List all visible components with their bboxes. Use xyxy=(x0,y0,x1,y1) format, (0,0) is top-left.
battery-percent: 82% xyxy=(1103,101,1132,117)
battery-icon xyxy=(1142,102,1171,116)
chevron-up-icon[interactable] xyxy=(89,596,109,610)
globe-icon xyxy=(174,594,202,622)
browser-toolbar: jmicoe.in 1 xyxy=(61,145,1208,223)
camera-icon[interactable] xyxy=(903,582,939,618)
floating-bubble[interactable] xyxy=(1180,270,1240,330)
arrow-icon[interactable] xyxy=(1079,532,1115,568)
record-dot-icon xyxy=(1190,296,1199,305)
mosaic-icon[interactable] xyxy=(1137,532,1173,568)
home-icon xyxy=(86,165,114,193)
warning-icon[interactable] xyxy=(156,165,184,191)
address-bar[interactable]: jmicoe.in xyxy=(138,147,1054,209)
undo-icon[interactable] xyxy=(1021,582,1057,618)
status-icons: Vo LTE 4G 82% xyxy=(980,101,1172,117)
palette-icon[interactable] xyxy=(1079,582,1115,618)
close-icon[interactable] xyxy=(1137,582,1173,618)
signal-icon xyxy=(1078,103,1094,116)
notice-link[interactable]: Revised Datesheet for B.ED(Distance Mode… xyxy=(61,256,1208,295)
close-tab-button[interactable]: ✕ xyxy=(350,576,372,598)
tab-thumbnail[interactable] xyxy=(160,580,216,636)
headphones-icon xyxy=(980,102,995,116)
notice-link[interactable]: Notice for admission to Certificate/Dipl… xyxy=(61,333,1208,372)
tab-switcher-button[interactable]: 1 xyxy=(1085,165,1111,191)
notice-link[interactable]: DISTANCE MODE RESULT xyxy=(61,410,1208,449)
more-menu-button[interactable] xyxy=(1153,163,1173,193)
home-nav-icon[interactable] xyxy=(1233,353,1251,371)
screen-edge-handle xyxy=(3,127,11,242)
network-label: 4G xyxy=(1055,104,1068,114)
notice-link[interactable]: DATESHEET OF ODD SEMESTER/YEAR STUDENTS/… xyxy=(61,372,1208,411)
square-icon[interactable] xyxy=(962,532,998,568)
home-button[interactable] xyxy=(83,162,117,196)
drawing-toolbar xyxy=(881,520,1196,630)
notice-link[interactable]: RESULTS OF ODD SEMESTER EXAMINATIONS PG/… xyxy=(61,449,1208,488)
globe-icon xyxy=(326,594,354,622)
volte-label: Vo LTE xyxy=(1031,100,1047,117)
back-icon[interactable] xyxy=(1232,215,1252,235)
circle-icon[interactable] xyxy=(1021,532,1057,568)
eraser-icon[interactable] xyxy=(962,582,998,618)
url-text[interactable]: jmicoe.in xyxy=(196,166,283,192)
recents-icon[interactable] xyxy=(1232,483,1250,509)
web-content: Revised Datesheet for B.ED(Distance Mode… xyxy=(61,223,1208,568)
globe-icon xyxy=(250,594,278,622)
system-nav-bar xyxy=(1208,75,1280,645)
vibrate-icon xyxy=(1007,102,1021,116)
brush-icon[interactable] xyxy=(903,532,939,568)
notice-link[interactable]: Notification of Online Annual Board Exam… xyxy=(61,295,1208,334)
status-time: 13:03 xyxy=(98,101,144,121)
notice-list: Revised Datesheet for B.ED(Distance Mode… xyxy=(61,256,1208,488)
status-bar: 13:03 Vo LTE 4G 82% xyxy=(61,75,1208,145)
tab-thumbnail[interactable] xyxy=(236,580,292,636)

────────────────────────────────────────

(WRITTEN PROBLEM):
Reproduce the material above in full, substituting "announcement-link" for every occurrence of "notice-link" and leaving everything else unchanged.

(TASK OUTPUT):
List all visible components with their bboxes. Use xyxy=(x0,y0,x1,y1) format, (0,0) is top-left.
battery-percent: 82% xyxy=(1103,101,1132,117)
battery-icon xyxy=(1142,102,1171,116)
chevron-up-icon[interactable] xyxy=(89,596,109,610)
globe-icon xyxy=(174,594,202,622)
browser-toolbar: jmicoe.in 1 xyxy=(61,145,1208,223)
camera-icon[interactable] xyxy=(903,582,939,618)
floating-bubble[interactable] xyxy=(1180,270,1240,330)
arrow-icon[interactable] xyxy=(1079,532,1115,568)
record-dot-icon xyxy=(1190,296,1199,305)
mosaic-icon[interactable] xyxy=(1137,532,1173,568)
home-icon xyxy=(86,165,114,193)
warning-icon[interactable] xyxy=(156,165,184,191)
address-bar[interactable]: jmicoe.in xyxy=(138,147,1054,209)
undo-icon[interactable] xyxy=(1021,582,1057,618)
status-icons: Vo LTE 4G 82% xyxy=(980,101,1172,117)
palette-icon[interactable] xyxy=(1079,582,1115,618)
close-icon[interactable] xyxy=(1137,582,1173,618)
signal-icon xyxy=(1078,103,1094,116)
announcement-link[interactable]: Revised Datesheet for B.ED(Distance Mode… xyxy=(61,256,1208,295)
close-tab-button[interactable]: ✕ xyxy=(350,576,372,598)
tab-thumbnail[interactable] xyxy=(160,580,216,636)
headphones-icon xyxy=(980,102,995,116)
announcement-link[interactable]: Notice for admission to Certificate/Dipl… xyxy=(61,333,1208,372)
tab-switcher-button[interactable]: 1 xyxy=(1085,165,1111,191)
announcement-link[interactable]: DISTANCE MODE RESULT xyxy=(61,410,1208,449)
more-menu-button[interactable] xyxy=(1153,163,1173,193)
home-nav-icon[interactable] xyxy=(1233,353,1251,371)
screen-edge-handle xyxy=(3,127,11,242)
network-label: 4G xyxy=(1055,104,1068,114)
announcement-link[interactable]: DATESHEET OF ODD SEMESTER/YEAR STUDENTS/… xyxy=(61,372,1208,411)
square-icon[interactable] xyxy=(962,532,998,568)
home-button[interactable] xyxy=(83,162,117,196)
drawing-toolbar xyxy=(881,520,1196,630)
announcement-link[interactable]: RESULTS OF ODD SEMESTER EXAMINATIONS PG/… xyxy=(61,449,1208,488)
globe-icon xyxy=(326,594,354,622)
volte-label: Vo LTE xyxy=(1031,100,1047,117)
back-icon[interactable] xyxy=(1232,215,1252,235)
circle-icon[interactable] xyxy=(1021,532,1057,568)
eraser-icon[interactable] xyxy=(962,582,998,618)
url-text[interactable]: jmicoe.in xyxy=(196,166,283,192)
recents-icon[interactable] xyxy=(1232,483,1250,509)
web-content: Revised Datesheet for B.ED(Distance Mode… xyxy=(61,223,1208,568)
globe-icon xyxy=(250,594,278,622)
system-nav-bar xyxy=(1208,75,1280,645)
vibrate-icon xyxy=(1007,102,1021,116)
brush-icon[interactable] xyxy=(903,532,939,568)
announcement-link[interactable]: Notification of Online Annual Board Exam… xyxy=(61,295,1208,334)
status-time: 13:03 xyxy=(98,101,144,121)
notice-list: Revised Datesheet for B.ED(Distance Mode… xyxy=(61,256,1208,488)
status-bar: 13:03 Vo LTE 4G 82% xyxy=(61,75,1208,145)
tab-thumbnail[interactable] xyxy=(236,580,292,636)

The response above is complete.